(Dataset items)
[BEGIN]

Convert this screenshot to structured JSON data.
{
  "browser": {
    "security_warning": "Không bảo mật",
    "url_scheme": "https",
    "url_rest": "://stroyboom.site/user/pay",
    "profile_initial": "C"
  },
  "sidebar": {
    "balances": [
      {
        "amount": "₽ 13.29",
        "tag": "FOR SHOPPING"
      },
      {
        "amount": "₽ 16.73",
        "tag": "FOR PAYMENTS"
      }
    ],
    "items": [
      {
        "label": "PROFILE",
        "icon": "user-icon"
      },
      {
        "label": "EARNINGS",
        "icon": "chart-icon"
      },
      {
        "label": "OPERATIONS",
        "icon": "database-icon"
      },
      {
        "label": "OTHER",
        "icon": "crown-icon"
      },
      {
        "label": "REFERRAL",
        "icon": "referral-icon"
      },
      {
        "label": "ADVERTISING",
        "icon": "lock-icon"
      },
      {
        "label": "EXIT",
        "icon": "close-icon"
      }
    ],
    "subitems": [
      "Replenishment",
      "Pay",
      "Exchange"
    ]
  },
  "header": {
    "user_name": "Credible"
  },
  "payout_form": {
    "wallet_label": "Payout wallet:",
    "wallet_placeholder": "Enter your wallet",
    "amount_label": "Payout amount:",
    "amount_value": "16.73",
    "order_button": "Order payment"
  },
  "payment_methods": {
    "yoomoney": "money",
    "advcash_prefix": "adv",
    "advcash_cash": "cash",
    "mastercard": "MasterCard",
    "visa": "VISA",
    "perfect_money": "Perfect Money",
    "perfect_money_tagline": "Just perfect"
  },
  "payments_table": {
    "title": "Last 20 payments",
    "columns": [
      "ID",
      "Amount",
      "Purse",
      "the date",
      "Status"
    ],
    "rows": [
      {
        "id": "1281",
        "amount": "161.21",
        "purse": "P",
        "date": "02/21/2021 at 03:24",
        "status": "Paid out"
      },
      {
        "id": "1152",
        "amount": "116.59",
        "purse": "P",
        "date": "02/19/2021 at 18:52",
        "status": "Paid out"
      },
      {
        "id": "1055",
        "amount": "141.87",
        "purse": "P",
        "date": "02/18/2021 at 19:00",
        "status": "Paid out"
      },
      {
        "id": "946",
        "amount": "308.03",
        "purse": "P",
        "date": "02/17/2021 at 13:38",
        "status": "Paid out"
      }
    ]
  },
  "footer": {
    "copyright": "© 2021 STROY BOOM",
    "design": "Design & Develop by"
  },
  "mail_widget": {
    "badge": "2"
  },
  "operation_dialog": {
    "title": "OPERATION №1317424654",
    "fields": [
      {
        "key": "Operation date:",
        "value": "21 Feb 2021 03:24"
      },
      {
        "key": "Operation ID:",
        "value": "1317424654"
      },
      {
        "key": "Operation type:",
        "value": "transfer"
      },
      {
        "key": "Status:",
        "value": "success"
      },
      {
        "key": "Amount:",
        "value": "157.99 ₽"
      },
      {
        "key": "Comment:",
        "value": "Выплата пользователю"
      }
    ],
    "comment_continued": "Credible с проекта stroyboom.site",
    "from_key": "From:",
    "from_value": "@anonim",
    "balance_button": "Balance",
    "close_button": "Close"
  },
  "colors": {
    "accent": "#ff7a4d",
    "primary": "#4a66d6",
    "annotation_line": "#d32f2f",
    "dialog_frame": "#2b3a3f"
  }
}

[END]
[BEGIN]

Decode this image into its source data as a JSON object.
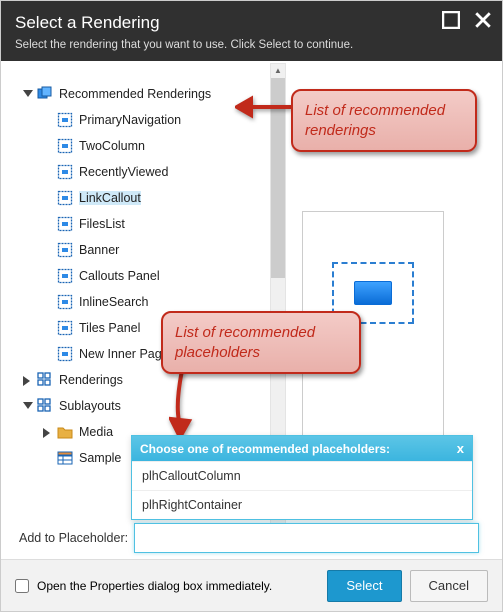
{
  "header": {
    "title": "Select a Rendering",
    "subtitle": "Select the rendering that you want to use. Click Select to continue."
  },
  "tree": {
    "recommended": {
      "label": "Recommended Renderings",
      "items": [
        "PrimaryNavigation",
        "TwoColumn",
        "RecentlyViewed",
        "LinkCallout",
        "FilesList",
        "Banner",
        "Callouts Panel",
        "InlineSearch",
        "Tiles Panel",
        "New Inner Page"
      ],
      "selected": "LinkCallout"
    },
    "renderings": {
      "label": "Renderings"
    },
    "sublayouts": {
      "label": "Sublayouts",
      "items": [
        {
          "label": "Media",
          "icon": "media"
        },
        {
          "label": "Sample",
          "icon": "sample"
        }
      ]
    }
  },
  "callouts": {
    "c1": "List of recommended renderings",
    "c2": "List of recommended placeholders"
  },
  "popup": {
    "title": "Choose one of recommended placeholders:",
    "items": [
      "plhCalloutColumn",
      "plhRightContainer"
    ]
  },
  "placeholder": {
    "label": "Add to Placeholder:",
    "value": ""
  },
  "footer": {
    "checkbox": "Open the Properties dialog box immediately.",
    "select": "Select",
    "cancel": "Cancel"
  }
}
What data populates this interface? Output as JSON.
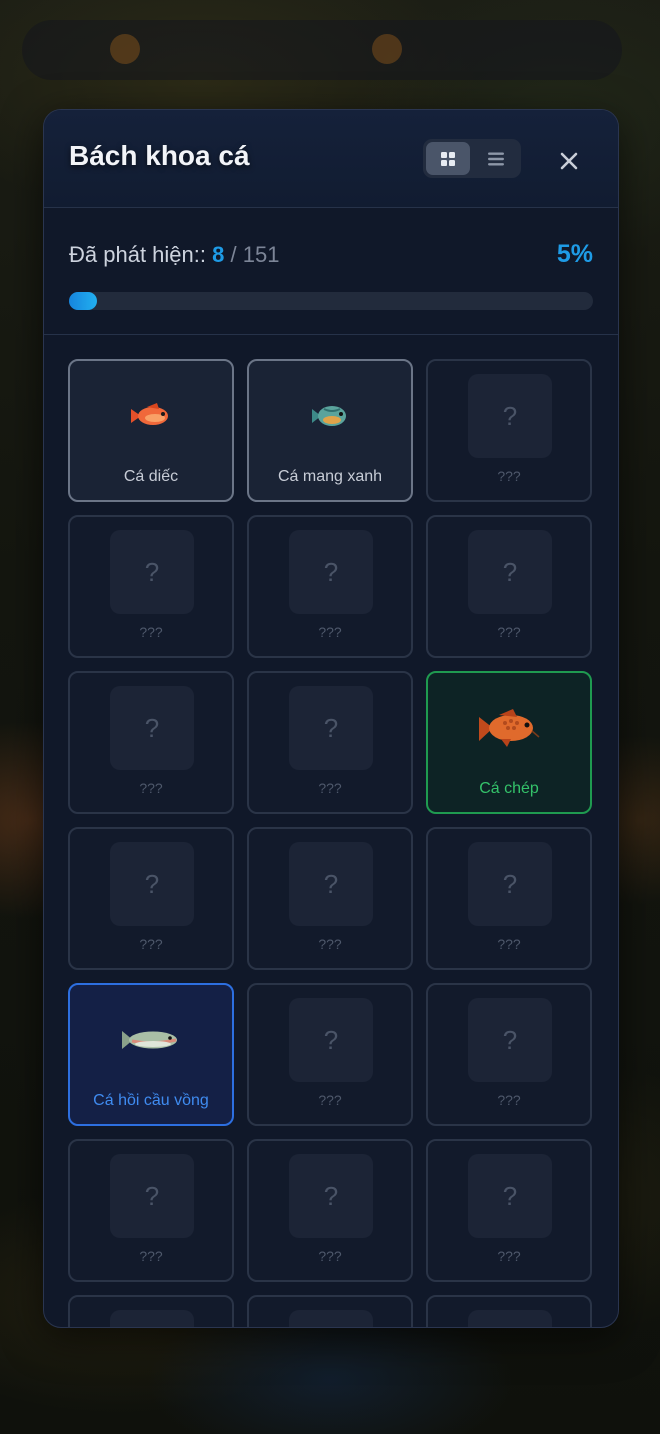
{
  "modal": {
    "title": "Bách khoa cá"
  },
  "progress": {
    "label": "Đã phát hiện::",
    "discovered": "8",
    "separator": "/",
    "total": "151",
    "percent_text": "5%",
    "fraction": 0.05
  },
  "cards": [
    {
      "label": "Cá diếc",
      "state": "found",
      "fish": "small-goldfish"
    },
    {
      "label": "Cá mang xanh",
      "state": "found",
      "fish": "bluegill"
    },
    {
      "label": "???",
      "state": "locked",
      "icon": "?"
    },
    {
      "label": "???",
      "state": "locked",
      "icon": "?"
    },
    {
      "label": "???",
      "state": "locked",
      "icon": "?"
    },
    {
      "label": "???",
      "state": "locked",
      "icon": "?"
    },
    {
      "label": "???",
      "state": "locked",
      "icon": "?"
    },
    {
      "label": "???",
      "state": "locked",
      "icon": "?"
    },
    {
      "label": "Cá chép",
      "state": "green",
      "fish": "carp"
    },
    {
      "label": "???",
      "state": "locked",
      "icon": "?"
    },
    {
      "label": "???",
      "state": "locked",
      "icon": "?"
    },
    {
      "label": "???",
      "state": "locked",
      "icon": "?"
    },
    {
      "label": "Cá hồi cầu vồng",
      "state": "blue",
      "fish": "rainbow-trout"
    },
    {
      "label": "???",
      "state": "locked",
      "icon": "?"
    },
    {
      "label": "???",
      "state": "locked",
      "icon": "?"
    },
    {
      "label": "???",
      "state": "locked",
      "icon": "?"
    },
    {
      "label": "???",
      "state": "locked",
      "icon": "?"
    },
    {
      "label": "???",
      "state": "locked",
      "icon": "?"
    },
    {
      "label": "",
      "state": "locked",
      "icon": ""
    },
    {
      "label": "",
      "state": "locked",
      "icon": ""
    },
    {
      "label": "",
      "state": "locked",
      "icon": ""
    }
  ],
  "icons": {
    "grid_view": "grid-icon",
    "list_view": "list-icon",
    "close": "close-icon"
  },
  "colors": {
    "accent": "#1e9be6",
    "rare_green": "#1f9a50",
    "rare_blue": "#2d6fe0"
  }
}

[END]

GIVEN REQUEST
Wherever "this" shows up in a line, copy that line.

SOLUTION
Convert this screenshot to structured JSON data.
Decode this image into its source data as a JSON object.
What data populates this interface? Output as JSON.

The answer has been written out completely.